# Data extract:
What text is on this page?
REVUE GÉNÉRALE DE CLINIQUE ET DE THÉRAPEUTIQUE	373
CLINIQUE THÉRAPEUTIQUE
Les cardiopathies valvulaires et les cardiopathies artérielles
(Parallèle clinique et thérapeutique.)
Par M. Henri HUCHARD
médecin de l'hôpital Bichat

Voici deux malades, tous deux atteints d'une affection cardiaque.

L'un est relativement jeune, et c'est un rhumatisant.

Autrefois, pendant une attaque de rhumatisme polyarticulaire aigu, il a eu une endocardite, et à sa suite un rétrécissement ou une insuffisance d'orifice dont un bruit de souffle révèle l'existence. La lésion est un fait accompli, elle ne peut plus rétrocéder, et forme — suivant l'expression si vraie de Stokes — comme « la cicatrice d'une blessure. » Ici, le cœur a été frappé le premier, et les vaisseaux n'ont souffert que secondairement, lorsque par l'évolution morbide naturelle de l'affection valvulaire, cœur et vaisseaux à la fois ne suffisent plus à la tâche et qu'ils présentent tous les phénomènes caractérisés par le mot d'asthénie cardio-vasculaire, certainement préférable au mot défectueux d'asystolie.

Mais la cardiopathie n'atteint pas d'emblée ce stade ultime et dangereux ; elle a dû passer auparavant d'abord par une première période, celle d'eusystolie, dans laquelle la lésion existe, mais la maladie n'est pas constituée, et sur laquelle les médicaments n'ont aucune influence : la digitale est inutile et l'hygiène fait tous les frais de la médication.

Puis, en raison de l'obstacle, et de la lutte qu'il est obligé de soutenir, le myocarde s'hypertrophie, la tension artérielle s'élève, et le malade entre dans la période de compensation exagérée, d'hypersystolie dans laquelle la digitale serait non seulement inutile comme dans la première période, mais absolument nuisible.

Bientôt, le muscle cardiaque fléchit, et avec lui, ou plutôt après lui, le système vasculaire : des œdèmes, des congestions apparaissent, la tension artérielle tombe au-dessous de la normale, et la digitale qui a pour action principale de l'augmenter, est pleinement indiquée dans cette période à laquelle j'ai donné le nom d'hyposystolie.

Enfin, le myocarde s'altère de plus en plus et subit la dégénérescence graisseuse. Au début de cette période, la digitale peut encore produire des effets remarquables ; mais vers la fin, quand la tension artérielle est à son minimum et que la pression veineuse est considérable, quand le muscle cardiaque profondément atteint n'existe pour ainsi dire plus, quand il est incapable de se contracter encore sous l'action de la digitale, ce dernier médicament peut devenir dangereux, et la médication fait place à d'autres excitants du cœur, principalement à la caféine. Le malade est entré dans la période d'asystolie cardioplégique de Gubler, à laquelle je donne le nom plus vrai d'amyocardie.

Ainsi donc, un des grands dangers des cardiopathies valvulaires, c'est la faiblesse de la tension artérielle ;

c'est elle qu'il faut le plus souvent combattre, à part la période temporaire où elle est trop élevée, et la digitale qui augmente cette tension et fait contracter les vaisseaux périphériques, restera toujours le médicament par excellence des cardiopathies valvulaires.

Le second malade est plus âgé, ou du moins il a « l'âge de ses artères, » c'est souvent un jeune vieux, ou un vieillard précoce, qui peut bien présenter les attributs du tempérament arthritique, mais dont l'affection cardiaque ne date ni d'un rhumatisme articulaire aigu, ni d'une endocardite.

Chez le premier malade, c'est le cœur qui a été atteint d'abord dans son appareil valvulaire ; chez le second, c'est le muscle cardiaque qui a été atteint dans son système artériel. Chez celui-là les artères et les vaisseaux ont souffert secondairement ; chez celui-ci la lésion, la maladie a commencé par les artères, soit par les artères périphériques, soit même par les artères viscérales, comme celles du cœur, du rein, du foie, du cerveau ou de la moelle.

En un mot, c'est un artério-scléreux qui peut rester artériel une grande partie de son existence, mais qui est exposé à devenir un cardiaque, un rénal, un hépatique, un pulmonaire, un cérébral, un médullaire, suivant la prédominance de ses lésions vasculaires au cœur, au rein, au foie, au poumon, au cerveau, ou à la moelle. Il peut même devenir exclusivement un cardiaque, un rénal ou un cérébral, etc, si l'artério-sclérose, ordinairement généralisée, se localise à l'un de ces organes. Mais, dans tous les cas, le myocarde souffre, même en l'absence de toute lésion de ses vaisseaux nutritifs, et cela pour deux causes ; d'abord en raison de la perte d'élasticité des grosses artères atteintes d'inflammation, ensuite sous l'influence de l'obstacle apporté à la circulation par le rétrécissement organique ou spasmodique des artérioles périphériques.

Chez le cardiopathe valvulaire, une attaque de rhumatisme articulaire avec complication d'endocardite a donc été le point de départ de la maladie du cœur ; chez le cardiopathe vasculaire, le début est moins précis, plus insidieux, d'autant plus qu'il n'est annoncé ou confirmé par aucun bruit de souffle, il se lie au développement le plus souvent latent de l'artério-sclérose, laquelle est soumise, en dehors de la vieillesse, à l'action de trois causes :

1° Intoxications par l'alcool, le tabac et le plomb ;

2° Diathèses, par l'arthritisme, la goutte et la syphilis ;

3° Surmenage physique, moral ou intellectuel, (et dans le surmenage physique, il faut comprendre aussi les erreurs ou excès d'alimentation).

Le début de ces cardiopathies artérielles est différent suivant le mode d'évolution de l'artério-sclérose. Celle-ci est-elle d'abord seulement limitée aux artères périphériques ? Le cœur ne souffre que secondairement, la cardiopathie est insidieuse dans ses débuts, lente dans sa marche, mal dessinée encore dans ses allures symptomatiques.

# Short exercise:
Set down all of the records shown above once more, exactly.

# Output of the exercise:
What text is on this page?
REVUE GÉNÉRALE DE CLINIQUE ET DE THÉRAPEUTIQUE	373
CLINIQUE THÉRAPEUTIQUE
Les cardiopathies valvulaires et les cardiopathies artérielles
(Parallèle clinique et thérapeutique.)
Par M. Henri HUCHARD
médecin de l'hôpital Bichat

Voici deux malades, tous deux atteints d'une affection cardiaque.

L'un est relativement jeune, et c'est un rhumatisant.

Autrefois, pendant une attaque de rhumatisme polyarticulaire aigu, il a eu une endocardite, et à sa suite un rétrécissement ou une insuffisance d'orifice dont un bruit de souffle révèle l'existence. La lésion est un fait accompli, elle ne peut plus rétrocéder, et forme — suivant l'expression si vraie de Stokes — comme « la cicatrice d'une blessure. » Ici, le cœur a été frappé le premier, et les vaisseaux n'ont souffert que secondairement, lorsque par l'évolution morbide naturelle de l'affection valvulaire, cœur et vaisseaux à la fois ne suffisent plus à la tâche et qu'ils présentent tous les phénomènes caractérisés par le mot d'asthénie cardio-vasculaire, certainement préférable au mot défectueux d'asystolie.

Mais la cardiopathie n'atteint pas d'emblée ce stade ultime et dangereux ; elle a dû passer auparavant d'abord par une première période, celle d'eusystolie, dans laquelle la lésion existe, mais la maladie n'est pas constituée, et sur laquelle les médicaments n'ont aucune influence : la digitale est inutile et l'hygiène fait tous les frais de la médication.

Puis, en raison de l'obstacle, et de la lutte qu'il est obligé de soutenir, le myocarde s'hypertrophie, la tension artérielle s'élève, et le malade entre dans la période de compensation exagérée, d'hypersystolie dans laquelle la digitale serait non seulement inutile comme dans la première période, mais absolument nuisible.

Bientôt, le muscle cardiaque fléchit, et avec lui, ou plutôt après lui, le système vasculaire : des œdèmes, des congestions apparaissent, la tension artérielle tombe au-dessous de la normale, et la digitale qui a pour action principale de l'augmenter, est pleinement indiquée dans cette période à laquelle j'ai donné le nom d'hyposystolie.

Enfin, le myocarde s'altère de plus en plus et subit la dégénérescence graisseuse. Au début de cette période, la digitale peut encore produire des effets remarquables ; mais vers la fin, quand la tension artérielle est à son minimum et que la pression veineuse est considérable, quand le muscle cardiaque profondément atteint n'existe pour ainsi dire plus, quand il est incapable de se contracter encore sous l'action de la digitale, ce dernier médicament peut devenir dangereux, et la médication fait place à d'autres excitants du cœur, principalement à la caféine. Le malade est entré dans la période d'asystolie cardioplégique de Gubler, à laquelle je donne le nom plus vrai d'amyocardie.

Ainsi donc, un des grands dangers des cardiopathies valvulaires, c'est la faiblesse de la tension artérielle ;

c'est elle qu'il faut le plus souvent combattre, à part la période temporaire où elle est trop élevée, et la digitale qui augmente cette tension et fait contracter les vaisseaux périphériques, restera toujours le médicament par excellence des cardiopathies valvulaires.

Le second malade est plus âgé, ou du moins il a « l'âge de ses artères, » c'est souvent un jeune vieux, ou un vieillard précoce, qui peut bien présenter les attributs du tempérament arthritique, mais dont l'affection cardiaque ne date ni d'un rhumatisme articulaire aigu, ni d'une endocardite.

Chez le premier malade, c'est le cœur qui a été atteint d'abord dans son appareil valvulaire ; chez le second, c'est le muscle cardiaque qui a été atteint dans son système artériel. Chez celui-là les artères et les vaisseaux ont souffert secondairement ; chez celui-ci la lésion, la maladie a commencé par les artères, soit par les artères périphériques, soit même par les artères viscérales, comme celles du cœur, du rein, du foie, du cerveau ou de la moelle.

En un mot, c'est un artério-scléreux qui peut rester artériel une grande partie de son existence, mais qui est exposé à devenir un cardiaque, un rénal, un hépatique, un pulmonaire, un cérébral, un médullaire, suivant la prédominance de ses lésions vasculaires au cœur, au rein, au foie, au poumon, au cerveau, ou à la moelle. Il peut même devenir exclusivement un cardiaque, un rénal ou un cérébral, etc, si l'artério-sclérose, ordinairement généralisée, se localise à l'un de ces organes. Mais, dans tous les cas, le myocarde souffre, même en l'absence de toute lésion de ses vaisseaux nutritifs, et cela pour deux causes ; d'abord en raison de la perte d'élasticité des grosses artères atteintes d'inflammation, ensuite sous l'influence de l'obstacle apporté à la circulation par le rétrécissement organique ou spasmodique des artérioles périphériques.

Chez le cardiopathe valvulaire, une attaque de rhumatisme articulaire avec complication d'endocardite a donc été le point de départ de la maladie du cœur ; chez le cardiopathe vasculaire, le début est moins précis, plus insidieux, d'autant plus qu'il n'est annoncé ou confirmé par aucun bruit de souffle, il se lie au développement le plus souvent latent de l'artério-sclérose, laquelle est soumise, en dehors de la vieillesse, à l'action de trois causes :

1° Intoxications par l'alcool, le tabac et le plomb ;

2° Diathèses, par l'arthritisme, la goutte et la syphilis ;

3° Surmenage physique, moral ou intellectuel, (et dans le surmenage physique, il faut comprendre aussi les erreurs ou excès d'alimentation).

Le début de ces cardiopathies artérielles est différent suivant le mode d'évolution de l'artério-sclérose. Celle-ci est-elle d'abord seulement limitée aux artères périphériques ? Le cœur ne souffre que secondairement, la cardiopathie est insidieuse dans ses débuts, lente dans sa marche, mal dessinée encore dans ses allures symptomatiques.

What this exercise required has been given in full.